WORK TO COMPLETE — Decide whether each statement agrees with the text on comparing doubles in Excel VBA, answering yes or no and quoting the words of the text that settle it. 1. The text recommends using Single values when possible. 2. The text says floating point values can be compared for equality. 3. The text says one 0.6 is always equal to another 0.6.

TEXT SECTION: Begin

This would be inefficient for very large data sets, but for me was useful when reconciling imported data which was identical but was not matching after storing the data in VBA Arrays.
Try to use Single values if possible.
Conversion to Double values generates random errors.
Public Sub Test()
Dim D01 As Double
Dim D02 As Double
Dim S01 As Single
Dim S02 As Single
S01 = 45.678 / 12
S02 = 45.678
D01 = S01
D02 = S02
Debug.Print S01 * 12
Debug.Print S02
Debug.Print D01 * 12
Debug.Print D02
End Sub
45,678
45,678
45,67799949646
45,6780014038086
I have trouble comparing 2 double in Excel VBA
suppose that I have the following code
Dim a as double
Dim b as double
a = 0.15
b = 0.01
After a few manipulations on b, b is now equal to 0.6
however the imprecision related to the double data type gives me headache because
if a = b then
//this will never trigger
end if
Do you know how I can remove the trailing imprecision on the double type?
You can't compare floating point values for equality. See this article on "Comparing floating point numbers" for a discussion of how to handle the intrinsic error.
It isn't as simple as comparing to a constant error margin unless you know for sure what the absolute range of the floats is beforehand.
if you are going to do this....
Dim a as double
Dim b as double
a = 0.15
b = 0.01
you need to add the round function in your IF statement like this...
If Round(a,2) = Round(b,2) Then
//code inside block will now trigger.
End If
See also here for additional Microsoft reference.
It is never wise to compare doubles on equality.
Some decimal values map to several floating point representations. So one 0.6 is not always equal to the other 0.6.
If we subtract one from the other, we probably get something like 0.00000000051.
We can now define equality as having a difference smaller that a certain error margin.

TEXT SECTION: End
STUDY MATERIAL: Begin

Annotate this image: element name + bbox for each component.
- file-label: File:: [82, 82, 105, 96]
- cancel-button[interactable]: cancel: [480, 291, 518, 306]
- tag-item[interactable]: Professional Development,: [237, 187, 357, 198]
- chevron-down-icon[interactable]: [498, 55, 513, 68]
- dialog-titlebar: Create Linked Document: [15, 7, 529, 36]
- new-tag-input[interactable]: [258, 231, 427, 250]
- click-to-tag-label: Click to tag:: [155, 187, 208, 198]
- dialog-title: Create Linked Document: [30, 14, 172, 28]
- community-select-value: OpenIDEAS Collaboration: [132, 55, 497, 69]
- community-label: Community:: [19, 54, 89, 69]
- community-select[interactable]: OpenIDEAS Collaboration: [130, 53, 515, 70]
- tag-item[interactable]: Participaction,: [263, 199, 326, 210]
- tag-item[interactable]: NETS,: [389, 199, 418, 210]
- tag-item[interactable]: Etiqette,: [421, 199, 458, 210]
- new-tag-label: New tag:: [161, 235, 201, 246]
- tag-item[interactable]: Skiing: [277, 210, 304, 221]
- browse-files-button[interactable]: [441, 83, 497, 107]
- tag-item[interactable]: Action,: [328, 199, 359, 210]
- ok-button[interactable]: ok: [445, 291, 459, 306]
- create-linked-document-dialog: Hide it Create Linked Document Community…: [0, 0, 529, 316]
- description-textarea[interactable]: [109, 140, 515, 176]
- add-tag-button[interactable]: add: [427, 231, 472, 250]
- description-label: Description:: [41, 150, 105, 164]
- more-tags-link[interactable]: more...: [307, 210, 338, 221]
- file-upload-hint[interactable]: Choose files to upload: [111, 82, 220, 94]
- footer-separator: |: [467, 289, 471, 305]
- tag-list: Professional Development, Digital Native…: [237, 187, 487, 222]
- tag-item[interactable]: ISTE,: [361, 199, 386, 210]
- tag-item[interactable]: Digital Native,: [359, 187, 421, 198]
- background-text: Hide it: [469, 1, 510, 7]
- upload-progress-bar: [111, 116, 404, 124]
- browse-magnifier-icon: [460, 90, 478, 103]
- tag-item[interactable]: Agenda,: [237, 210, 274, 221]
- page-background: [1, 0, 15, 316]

STUDY MATERIAL: End

WRITTEN ANSWER —
1. Yes: "Try to use Single values if possible."
2. No: "You can't compare floating point values for equality."
3. No: "So one 0.6 is not always equal to the other 0.6."